▶ The task: Repeat every line below exactly as it reads.
++++
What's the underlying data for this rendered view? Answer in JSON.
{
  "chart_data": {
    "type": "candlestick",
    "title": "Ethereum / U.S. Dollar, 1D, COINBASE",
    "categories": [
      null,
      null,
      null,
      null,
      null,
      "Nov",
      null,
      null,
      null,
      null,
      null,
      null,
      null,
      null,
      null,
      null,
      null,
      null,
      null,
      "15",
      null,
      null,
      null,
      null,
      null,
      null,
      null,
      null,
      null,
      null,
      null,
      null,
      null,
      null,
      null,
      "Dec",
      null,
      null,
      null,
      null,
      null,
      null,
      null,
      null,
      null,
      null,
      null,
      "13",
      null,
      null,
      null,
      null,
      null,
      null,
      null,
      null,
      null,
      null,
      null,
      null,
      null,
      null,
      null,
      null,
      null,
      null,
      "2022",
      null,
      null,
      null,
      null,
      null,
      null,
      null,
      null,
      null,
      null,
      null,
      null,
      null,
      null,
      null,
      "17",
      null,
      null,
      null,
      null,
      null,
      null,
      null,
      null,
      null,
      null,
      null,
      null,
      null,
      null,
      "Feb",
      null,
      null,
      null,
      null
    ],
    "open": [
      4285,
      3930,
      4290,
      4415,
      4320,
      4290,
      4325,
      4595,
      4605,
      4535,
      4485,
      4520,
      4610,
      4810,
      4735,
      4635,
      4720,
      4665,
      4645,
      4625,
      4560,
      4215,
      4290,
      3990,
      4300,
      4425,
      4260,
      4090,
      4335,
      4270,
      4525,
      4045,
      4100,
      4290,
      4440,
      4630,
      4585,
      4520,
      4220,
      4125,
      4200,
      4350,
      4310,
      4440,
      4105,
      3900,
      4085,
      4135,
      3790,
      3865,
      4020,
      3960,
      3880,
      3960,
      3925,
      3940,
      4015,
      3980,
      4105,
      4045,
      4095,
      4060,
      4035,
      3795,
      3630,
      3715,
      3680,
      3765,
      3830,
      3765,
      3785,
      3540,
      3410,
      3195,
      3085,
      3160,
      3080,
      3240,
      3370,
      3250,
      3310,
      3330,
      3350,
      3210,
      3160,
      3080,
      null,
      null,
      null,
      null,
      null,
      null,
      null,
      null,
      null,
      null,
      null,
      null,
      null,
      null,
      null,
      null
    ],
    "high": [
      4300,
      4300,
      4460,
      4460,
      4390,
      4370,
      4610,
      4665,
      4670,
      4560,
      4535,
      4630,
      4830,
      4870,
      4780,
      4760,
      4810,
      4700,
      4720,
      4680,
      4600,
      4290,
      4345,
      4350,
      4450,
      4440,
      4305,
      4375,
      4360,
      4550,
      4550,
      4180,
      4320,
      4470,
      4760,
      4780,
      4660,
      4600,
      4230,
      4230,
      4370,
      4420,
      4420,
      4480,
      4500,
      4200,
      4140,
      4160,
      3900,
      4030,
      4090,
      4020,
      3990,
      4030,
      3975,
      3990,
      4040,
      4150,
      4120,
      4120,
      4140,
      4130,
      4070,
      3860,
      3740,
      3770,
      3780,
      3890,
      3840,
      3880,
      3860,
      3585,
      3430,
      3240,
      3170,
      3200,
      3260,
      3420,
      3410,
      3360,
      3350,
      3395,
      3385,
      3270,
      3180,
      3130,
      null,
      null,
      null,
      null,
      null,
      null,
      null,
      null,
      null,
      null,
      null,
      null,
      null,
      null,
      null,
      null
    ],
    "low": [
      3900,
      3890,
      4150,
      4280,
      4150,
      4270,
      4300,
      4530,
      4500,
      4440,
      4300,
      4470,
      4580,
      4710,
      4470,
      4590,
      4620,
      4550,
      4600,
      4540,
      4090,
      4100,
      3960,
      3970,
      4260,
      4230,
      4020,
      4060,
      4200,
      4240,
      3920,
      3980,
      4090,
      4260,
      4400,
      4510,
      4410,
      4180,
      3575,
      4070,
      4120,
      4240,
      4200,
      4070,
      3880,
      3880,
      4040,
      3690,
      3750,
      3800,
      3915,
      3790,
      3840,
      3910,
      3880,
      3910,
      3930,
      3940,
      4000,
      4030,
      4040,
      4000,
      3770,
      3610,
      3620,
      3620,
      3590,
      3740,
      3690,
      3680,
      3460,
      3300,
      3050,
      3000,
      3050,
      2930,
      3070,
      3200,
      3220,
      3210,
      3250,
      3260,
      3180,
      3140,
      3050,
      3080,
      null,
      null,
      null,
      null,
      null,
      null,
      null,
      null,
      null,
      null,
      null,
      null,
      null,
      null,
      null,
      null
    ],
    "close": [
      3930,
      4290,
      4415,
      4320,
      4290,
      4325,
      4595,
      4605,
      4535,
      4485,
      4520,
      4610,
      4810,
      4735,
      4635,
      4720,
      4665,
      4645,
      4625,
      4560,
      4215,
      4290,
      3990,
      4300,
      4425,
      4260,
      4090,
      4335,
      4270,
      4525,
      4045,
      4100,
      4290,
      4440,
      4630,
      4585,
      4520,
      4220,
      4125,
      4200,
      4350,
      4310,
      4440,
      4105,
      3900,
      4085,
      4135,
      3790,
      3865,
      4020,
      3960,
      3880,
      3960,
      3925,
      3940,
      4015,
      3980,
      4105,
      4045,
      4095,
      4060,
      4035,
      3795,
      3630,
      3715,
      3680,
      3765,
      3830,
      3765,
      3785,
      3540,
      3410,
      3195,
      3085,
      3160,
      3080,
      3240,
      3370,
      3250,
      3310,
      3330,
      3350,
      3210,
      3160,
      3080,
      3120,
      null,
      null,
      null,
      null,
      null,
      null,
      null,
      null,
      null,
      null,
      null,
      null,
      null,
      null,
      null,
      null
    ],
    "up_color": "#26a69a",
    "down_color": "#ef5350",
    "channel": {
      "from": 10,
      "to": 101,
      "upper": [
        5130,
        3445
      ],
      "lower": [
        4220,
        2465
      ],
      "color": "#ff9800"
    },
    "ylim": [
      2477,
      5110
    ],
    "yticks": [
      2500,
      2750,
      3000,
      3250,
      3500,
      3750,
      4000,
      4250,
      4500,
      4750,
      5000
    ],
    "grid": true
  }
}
++++
▶ Solution for this exercise:
What's the underlying data for this rendered view? Answer in JSON.
{
  "chart_data": {
    "type": "candlestick",
    "title": "Ethereum / U.S. Dollar, 1D, COINBASE",
    "categories": [
      null,
      null,
      null,
      null,
      null,
      "Nov",
      null,
      null,
      null,
      null,
      null,
      null,
      null,
      null,
      null,
      null,
      null,
      null,
      null,
      "15",
      null,
      null,
      null,
      null,
      null,
      null,
      null,
      null,
      null,
      null,
      null,
      null,
      null,
      null,
      null,
      "Dec",
      null,
      null,
      null,
      null,
      null,
      null,
      null,
      null,
      null,
      null,
      null,
      "13",
      null,
      null,
      null,
      null,
      null,
      null,
      null,
      null,
      null,
      null,
      null,
      null,
      null,
      null,
      null,
      null,
      null,
      null,
      "2022",
      null,
      null,
      null,
      null,
      null,
      null,
      null,
      null,
      null,
      null,
      null,
      null,
      null,
      null,
      null,
      "17",
      null,
      null,
      null,
      null,
      null,
      null,
      null,
      null,
      null,
      null,
      null,
      null,
      null,
      null,
      "Feb",
      null,
      null,
      null,
      null
    ],
    "open": [
      4285,
      3930,
      4290,
      4415,
      4320,
      4290,
      4325,
      4595,
      4605,
      4535,
      4485,
      4520,
      4610,
      4810,
      4735,
      4635,
      4720,
      4665,
      4645,
      4625,
      4560,
      4215,
      4290,
      3990,
      4300,
      4425,
      4260,
      4090,
      4335,
      4270,
      4525,
      4045,
      4100,
      4290,
      4440,
      4630,
      4585,
      4520,
      4220,
      4125,
      4200,
      4350,
      4310,
      4440,
      4105,
      3900,
      4085,
      4135,
      3790,
      3865,
      4020,
      3960,
      3880,
      3960,
      3925,
      3940,
      4015,
      3980,
      4105,
      4045,
      4095,
      4060,
      4035,
      3795,
      3630,
      3715,
      3680,
      3765,
      3830,
      3765,
      3785,
      3540,
      3410,
      3195,
      3085,
      3160,
      3080,
      3240,
      3370,
      3250,
      3310,
      3330,
      3350,
      3210,
      3160,
      3080,
      null,
      null,
      null,
      null,
      null,
      null,
      null,
      null,
      null,
      null,
      null,
      null,
      null,
      null,
      null,
      null
    ],
    "high": [
      4300,
      4300,
      4460,
      4460,
      4390,
      4370,
      4610,
      4665,
      4670,
      4560,
      4535,
      4630,
      4830,
      4870,
      4780,
      4760,
      4810,
      4700,
      4720,
      4680,
      4600,
      4290,
      4345,
      4350,
      4450,
      4440,
      4305,
      4375,
      4360,
      4550,
      4550,
      4180,
      4320,
      4470,
      4760,
      4780,
      4660,
      4600,
      4230,
      4230,
      4370,
      4420,
      4420,
      4480,
      4500,
      4200,
      4140,
      4160,
      3900,
      4030,
      4090,
      4020,
      3990,
      4030,
      3975,
      3990,
      4040,
      4150,
      4120,
      4120,
      4140,
      4130,
      4070,
      3860,
      3740,
      3770,
      3780,
      3890,
      3840,
      3880,
      3860,
      3585,
      3430,
      3240,
      3170,
      3200,
      3260,
      3420,
      3410,
      3360,
      3350,
      3395,
      3385,
      3270,
      3180,
      3130,
      null,
      null,
      null,
      null,
      null,
      null,
      null,
      null,
      null,
      null,
      null,
      null,
      null,
      null,
      null,
      null
    ],
    "low": [
      3900,
      3890,
      4150,
      4280,
      4150,
      4270,
      4300,
      4530,
      4500,
      4440,
      4300,
      4470,
      4580,
      4710,
      4470,
      4590,
      4620,
      4550,
      4600,
      4540,
      4090,
      4100,
      3960,
      3970,
      4260,
      4230,
      4020,
      4060,
      4200,
      4240,
      3920,
      3980,
      4090,
      4260,
      4400,
      4510,
      4410,
      4180,
      3575,
      4070,
      4120,
      4240,
      4200,
      4070,
      3880,
      3880,
      4040,
      3690,
      3750,
      3800,
      3915,
      3790,
      3840,
      3910,
      3880,
      3910,
      3930,
      3940,
      4000,
      4030,
      4040,
      4000,
      3770,
      3610,
      3620,
      3620,
      3590,
      3740,
      3690,
      3680,
      3460,
      3300,
      3050,
      3000,
      3050,
      2930,
      3070,
      3200,
      3220,
      3210,
      3250,
      3260,
      3180,
      3140,
      3050,
      3080,
      null,
      null,
      null,
      null,
      null,
      null,
      null,
      null,
      null,
      null,
      null,
      null,
      null,
      null,
      null,
      null
    ],
    "close": [
      3930,
      4290,
      4415,
      4320,
      4290,
      4325,
      4595,
      4605,
      4535,
      4485,
      4520,
      4610,
      4810,
      4735,
      4635,
      4720,
      4665,
      4645,
      4625,
      4560,
      4215,
      4290,
      3990,
      4300,
      4425,
      4260,
      4090,
      4335,
      4270,
      4525,
      4045,
      4100,
      4290,
      4440,
      4630,
      4585,
      4520,
      4220,
      4125,
      4200,
      4350,
      4310,
      4440,
      4105,
      3900,
      4085,
      4135,
      3790,
      3865,
      4020,
      3960,
      3880,
      3960,
      3925,
      3940,
      4015,
      3980,
      4105,
      4045,
      4095,
      4060,
      4035,
      3795,
      3630,
      3715,
      3680,
      3765,
      3830,
      3765,
      3785,
      3540,
      3410,
      3195,
      3085,
      3160,
      3080,
      3240,
      3370,
      3250,
      3310,
      3330,
      3350,
      3210,
      3160,
      3080,
      3120,
      null,
      null,
      null,
      null,
      null,
      null,
      null,
      null,
      null,
      null,
      null,
      null,
      null,
      null,
      null,
      null
    ],
    "up_color": "#26a69a",
    "down_color": "#ef5350",
    "channel": {
      "from": 10,
      "to": 101,
      "upper": [
        5130,
        3445
      ],
      "lower": [
        4220,
        2465
      ],
      "color": "#ff9800"
    },
    "ylim": [
      2477,
      5110
    ],
    "yticks": [
      2500,
      2750,
      3000,
      3250,
      3500,
      3750,
      4000,
      4250,
      4500,
      4750,
      5000
    ],
    "grid": true
  }
}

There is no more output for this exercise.